◆ Instructions to follow ◆
Find each line containing the string "JSON" and return it.
#### Data excerpts
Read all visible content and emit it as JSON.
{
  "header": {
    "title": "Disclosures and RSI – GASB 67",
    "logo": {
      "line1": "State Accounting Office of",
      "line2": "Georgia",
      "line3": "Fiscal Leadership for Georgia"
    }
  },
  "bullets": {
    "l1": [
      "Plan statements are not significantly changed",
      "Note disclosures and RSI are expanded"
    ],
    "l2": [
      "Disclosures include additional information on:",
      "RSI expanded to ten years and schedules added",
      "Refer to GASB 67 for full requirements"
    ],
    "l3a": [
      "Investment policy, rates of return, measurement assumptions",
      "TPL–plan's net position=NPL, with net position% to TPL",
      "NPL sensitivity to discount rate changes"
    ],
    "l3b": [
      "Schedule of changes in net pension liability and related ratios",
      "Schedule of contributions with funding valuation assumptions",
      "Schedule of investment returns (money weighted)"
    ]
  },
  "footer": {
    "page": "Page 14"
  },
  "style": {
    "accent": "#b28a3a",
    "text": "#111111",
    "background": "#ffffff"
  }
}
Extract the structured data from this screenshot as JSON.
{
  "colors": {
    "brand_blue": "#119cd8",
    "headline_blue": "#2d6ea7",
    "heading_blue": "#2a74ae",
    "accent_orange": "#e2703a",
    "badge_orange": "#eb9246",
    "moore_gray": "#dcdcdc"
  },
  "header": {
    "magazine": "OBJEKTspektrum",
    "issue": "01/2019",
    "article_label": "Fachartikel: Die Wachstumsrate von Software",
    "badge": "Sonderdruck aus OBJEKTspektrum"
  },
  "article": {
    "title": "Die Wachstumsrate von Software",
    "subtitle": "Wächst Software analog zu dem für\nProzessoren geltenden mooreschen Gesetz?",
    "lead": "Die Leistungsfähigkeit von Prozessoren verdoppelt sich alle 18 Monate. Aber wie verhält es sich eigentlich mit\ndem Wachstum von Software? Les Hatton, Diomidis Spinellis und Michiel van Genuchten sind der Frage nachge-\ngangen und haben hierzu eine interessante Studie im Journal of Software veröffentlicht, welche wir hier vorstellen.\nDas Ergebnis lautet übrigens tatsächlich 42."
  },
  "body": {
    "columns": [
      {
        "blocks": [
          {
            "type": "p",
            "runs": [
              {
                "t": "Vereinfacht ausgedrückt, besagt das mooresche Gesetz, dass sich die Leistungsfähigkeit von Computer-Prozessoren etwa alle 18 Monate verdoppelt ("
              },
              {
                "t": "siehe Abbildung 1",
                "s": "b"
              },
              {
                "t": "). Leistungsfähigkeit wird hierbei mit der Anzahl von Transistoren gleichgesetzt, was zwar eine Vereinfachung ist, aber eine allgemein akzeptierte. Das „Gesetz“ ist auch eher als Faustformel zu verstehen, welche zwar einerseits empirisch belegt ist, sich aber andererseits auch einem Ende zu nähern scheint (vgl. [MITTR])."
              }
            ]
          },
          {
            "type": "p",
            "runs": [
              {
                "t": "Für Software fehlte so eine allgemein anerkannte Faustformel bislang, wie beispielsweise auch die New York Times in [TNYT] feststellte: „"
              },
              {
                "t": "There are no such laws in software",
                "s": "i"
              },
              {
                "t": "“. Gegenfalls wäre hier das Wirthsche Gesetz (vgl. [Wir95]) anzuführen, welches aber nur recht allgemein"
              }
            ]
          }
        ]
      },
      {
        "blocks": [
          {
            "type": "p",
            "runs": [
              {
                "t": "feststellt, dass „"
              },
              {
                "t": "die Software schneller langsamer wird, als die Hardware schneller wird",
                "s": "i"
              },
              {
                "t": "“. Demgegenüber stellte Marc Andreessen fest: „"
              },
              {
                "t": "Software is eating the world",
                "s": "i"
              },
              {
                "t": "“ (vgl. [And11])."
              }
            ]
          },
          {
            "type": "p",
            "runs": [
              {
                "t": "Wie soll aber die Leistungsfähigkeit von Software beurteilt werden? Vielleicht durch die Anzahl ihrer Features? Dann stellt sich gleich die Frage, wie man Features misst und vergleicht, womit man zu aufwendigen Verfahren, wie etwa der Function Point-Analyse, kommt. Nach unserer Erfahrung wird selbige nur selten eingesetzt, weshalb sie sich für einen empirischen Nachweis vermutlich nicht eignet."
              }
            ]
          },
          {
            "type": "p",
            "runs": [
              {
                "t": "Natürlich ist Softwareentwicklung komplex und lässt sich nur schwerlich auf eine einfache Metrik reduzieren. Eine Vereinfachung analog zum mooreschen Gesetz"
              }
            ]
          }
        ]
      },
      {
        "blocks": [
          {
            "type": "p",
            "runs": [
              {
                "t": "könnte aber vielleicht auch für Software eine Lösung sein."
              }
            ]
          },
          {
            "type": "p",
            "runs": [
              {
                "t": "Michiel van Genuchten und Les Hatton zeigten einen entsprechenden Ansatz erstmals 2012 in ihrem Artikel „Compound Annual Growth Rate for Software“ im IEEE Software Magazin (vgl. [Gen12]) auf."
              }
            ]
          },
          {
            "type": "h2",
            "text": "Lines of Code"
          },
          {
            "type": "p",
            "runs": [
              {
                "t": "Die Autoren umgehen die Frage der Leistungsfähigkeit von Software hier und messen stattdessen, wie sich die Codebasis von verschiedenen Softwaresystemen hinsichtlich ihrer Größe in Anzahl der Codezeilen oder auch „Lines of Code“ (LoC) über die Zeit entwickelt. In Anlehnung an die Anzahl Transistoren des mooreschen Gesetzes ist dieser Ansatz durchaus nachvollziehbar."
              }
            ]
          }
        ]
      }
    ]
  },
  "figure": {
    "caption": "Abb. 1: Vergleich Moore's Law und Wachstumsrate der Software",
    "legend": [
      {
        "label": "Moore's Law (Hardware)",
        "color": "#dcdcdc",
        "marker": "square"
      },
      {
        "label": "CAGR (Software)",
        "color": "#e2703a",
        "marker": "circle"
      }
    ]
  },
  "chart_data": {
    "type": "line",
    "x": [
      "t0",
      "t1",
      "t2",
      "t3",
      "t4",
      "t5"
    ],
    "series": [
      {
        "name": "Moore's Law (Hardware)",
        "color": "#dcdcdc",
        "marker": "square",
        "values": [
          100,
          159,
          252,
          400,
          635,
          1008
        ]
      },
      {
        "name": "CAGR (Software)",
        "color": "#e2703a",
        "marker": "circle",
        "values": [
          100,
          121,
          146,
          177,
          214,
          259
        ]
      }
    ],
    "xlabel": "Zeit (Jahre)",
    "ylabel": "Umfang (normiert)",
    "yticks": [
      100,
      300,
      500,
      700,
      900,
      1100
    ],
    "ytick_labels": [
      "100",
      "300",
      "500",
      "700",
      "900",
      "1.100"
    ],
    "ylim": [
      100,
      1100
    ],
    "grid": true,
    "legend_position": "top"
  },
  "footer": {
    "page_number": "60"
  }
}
########
◆ Task result ◆
Read all visible content and emit it as JSON.
Extract the structured data from this screenshot as JSON.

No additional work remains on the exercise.